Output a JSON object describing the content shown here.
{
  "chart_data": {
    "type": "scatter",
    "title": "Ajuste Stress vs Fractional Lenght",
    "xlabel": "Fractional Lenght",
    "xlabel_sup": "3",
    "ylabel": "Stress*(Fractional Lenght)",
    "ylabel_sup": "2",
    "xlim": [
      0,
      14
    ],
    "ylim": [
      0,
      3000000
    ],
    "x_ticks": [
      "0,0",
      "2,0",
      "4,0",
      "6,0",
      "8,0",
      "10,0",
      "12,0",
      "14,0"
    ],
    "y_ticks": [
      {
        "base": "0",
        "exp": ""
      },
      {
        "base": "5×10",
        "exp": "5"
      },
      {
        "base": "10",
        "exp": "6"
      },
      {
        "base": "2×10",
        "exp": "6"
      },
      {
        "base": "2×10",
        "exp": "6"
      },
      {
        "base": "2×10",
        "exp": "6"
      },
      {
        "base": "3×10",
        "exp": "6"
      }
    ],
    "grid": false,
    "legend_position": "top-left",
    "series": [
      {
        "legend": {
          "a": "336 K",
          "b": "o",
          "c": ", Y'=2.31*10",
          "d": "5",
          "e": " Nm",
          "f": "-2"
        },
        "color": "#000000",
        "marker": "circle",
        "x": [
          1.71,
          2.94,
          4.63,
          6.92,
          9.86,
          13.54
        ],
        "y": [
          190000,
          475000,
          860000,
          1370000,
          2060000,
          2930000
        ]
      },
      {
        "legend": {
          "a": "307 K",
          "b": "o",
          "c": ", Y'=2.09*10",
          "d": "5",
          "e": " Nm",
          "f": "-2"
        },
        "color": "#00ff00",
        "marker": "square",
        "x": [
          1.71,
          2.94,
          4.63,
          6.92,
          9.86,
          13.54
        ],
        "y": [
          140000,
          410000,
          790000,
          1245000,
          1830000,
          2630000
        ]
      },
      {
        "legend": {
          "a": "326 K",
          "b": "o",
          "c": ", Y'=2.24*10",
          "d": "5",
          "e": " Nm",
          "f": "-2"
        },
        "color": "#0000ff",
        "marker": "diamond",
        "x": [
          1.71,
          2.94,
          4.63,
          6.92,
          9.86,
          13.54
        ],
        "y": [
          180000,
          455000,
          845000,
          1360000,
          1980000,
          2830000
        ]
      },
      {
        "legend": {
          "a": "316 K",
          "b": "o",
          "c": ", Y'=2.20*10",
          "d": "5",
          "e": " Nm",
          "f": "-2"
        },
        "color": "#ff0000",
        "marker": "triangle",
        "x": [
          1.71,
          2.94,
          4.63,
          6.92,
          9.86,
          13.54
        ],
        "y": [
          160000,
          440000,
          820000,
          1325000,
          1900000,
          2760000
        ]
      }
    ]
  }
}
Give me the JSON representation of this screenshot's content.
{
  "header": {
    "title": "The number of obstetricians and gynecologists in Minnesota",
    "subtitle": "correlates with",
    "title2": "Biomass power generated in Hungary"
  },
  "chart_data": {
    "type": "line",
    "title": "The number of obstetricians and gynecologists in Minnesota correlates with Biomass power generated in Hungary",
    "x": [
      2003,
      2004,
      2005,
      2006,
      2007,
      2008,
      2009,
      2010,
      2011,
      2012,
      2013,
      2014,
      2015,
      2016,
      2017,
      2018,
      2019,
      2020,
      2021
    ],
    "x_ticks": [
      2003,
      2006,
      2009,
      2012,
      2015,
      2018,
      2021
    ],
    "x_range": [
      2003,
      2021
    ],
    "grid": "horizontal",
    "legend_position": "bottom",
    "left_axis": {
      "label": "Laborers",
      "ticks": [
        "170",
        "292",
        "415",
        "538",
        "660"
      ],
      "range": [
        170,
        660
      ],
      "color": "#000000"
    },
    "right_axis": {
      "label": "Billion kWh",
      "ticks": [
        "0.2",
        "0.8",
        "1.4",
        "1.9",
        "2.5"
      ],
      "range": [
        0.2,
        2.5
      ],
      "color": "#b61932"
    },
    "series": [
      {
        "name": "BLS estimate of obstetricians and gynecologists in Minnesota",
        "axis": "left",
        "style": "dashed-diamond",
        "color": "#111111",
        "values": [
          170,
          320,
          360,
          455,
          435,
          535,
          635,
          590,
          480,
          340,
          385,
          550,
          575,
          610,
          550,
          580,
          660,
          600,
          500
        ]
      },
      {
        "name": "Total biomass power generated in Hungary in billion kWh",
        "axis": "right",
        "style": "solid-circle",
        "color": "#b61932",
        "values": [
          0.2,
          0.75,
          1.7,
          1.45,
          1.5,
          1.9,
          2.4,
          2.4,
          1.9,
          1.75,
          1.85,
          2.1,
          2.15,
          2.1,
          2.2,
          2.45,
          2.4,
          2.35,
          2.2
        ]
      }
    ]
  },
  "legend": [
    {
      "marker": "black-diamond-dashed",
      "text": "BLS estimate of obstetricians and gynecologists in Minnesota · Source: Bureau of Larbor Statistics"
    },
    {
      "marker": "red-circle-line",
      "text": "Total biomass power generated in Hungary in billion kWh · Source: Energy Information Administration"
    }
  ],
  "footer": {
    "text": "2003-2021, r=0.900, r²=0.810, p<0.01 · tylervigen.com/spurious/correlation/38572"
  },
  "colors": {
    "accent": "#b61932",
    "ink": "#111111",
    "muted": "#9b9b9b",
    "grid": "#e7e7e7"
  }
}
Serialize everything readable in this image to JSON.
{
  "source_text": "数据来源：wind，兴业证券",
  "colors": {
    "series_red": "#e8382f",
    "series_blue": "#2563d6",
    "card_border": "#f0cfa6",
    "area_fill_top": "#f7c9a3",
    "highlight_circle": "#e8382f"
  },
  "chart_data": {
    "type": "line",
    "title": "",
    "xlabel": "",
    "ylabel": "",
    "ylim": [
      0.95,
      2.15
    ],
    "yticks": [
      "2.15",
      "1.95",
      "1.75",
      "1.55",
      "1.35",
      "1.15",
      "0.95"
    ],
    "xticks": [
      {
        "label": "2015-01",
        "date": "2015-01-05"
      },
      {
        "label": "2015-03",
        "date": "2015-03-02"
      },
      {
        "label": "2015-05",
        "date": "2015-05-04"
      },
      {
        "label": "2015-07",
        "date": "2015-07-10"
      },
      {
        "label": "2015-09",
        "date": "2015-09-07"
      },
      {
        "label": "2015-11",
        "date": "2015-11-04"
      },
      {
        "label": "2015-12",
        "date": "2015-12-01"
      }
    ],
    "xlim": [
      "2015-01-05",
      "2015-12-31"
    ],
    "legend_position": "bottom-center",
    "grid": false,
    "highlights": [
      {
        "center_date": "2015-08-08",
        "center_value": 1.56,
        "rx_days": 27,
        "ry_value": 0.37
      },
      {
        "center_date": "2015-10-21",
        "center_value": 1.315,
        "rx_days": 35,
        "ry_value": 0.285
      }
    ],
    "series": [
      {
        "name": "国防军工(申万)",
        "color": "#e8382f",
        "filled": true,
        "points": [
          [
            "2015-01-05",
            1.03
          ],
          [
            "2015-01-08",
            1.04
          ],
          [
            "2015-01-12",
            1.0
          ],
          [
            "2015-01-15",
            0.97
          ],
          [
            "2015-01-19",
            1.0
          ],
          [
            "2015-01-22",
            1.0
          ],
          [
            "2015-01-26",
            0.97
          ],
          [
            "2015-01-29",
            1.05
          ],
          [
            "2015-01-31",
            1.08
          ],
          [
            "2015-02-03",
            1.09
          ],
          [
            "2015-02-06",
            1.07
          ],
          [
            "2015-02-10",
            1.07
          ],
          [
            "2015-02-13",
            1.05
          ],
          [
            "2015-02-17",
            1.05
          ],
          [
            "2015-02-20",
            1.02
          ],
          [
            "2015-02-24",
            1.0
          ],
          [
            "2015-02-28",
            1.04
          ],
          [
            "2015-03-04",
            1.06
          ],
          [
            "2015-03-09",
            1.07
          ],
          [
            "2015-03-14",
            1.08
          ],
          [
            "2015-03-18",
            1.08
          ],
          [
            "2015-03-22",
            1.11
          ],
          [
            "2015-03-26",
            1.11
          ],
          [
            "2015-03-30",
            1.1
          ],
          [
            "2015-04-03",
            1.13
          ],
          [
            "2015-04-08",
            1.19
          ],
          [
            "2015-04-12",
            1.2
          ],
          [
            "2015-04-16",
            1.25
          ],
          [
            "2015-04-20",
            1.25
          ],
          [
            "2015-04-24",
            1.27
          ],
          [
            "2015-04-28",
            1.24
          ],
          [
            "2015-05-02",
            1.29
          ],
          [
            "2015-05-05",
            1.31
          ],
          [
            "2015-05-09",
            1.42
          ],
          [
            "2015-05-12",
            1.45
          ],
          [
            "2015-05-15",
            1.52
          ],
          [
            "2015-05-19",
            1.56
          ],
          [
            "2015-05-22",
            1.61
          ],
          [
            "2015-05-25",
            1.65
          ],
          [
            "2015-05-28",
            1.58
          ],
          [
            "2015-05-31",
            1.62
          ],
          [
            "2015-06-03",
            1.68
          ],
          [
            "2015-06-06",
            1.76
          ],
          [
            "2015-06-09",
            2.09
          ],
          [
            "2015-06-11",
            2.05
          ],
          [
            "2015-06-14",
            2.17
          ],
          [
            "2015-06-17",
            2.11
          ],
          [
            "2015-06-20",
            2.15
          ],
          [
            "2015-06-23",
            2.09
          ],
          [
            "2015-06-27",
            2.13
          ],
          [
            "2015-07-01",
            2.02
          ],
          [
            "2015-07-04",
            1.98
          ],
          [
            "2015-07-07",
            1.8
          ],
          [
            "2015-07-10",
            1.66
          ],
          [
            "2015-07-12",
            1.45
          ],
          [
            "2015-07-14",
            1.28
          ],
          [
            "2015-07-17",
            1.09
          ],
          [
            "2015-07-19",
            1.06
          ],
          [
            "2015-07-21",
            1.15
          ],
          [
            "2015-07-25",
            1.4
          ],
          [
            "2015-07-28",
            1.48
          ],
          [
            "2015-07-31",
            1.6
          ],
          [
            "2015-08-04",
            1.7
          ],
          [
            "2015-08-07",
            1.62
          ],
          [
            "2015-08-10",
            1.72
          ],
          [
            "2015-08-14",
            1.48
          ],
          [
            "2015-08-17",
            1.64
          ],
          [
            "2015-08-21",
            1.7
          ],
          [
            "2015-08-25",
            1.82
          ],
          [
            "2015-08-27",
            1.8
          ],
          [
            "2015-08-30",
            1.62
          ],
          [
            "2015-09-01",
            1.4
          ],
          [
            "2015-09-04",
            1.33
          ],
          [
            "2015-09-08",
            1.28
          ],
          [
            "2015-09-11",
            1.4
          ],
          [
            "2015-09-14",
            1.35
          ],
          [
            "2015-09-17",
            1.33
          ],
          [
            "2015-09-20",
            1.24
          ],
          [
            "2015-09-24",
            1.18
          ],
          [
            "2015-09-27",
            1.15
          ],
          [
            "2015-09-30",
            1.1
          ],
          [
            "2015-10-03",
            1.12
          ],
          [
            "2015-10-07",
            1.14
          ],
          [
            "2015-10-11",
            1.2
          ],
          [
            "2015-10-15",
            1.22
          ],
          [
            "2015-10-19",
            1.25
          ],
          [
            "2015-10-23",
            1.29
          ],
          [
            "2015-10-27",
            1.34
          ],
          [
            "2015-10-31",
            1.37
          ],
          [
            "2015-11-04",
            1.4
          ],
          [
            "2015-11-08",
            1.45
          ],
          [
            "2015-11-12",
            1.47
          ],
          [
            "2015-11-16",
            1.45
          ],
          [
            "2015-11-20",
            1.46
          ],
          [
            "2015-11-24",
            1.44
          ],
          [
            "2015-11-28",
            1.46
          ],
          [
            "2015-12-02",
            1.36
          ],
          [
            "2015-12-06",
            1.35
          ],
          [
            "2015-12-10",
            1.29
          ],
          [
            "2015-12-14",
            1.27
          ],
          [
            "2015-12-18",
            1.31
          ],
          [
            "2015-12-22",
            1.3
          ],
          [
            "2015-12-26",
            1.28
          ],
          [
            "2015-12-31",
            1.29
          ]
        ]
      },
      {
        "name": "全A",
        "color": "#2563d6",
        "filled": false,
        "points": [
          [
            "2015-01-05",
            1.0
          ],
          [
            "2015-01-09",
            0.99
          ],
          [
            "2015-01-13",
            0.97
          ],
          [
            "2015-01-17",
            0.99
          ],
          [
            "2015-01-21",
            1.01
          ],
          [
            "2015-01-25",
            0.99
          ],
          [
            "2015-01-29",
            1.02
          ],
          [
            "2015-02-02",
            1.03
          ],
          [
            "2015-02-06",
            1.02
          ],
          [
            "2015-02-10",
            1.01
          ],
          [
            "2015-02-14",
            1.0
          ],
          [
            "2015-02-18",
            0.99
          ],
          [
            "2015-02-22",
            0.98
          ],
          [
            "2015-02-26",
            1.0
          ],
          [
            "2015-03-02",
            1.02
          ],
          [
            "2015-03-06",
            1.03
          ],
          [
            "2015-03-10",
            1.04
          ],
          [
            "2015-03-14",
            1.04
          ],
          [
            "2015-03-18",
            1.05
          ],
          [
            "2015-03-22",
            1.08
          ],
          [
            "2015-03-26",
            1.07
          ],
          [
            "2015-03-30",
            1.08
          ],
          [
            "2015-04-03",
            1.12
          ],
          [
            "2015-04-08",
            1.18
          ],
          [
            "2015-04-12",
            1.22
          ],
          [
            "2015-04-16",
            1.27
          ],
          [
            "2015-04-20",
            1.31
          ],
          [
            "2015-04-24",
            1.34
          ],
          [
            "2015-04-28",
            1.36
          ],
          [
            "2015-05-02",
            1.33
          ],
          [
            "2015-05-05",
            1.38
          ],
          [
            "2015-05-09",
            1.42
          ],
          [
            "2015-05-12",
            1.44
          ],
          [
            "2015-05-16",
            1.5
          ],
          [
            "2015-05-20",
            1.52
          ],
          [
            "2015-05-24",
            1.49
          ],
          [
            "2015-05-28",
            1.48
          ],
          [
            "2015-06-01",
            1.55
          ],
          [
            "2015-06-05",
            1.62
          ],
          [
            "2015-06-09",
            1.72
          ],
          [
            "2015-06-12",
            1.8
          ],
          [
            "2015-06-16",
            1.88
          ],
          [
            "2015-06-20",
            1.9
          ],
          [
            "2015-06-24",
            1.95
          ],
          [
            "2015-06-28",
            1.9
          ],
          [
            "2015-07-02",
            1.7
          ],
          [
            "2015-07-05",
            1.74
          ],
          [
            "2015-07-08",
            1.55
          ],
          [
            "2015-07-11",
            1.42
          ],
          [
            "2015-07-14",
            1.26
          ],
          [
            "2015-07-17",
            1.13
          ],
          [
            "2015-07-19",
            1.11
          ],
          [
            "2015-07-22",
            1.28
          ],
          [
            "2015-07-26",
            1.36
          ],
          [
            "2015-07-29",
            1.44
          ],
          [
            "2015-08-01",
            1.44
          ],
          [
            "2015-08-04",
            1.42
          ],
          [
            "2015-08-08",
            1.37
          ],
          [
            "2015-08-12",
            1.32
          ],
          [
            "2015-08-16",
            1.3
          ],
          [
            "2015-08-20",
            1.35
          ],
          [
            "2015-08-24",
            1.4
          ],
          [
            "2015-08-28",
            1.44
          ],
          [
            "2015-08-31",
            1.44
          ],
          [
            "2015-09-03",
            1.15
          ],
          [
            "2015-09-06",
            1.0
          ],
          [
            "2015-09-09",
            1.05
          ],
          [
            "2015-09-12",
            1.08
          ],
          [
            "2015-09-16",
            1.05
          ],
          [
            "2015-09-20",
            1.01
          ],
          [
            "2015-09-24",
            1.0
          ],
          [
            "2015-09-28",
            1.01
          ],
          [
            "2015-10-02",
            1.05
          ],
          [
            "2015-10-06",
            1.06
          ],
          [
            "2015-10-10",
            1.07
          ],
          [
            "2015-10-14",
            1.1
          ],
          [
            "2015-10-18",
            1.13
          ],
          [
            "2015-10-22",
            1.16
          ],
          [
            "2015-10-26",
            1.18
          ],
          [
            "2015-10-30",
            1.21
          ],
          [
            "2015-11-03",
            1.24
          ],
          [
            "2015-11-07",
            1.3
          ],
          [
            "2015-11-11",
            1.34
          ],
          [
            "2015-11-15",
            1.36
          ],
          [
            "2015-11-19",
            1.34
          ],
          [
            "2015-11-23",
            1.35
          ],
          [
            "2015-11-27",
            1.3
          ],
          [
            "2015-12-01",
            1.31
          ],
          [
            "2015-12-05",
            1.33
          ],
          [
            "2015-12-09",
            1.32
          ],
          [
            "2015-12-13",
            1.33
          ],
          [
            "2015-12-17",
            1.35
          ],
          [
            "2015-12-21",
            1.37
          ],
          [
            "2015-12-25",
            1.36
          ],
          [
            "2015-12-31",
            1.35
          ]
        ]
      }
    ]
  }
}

■ WRITTEN INSTRUCTION:
Within the listing above, find every line containing the string "Minnesota" and return it.

■ FINISHED TASK:
    "title": "The number of obstetricians and gynecologists in Minnesota",
    "title": "The number of obstetricians and gynecologists in Minnesota correlates with Biomass power generated in Hungary",
        "name": "BLS estimate of obstetricians and gynecologists in Minnesota",
      "text": "BLS estimate of obstetricians and gynecologists in Minnesota · Source: Bureau of Larbor Statistics"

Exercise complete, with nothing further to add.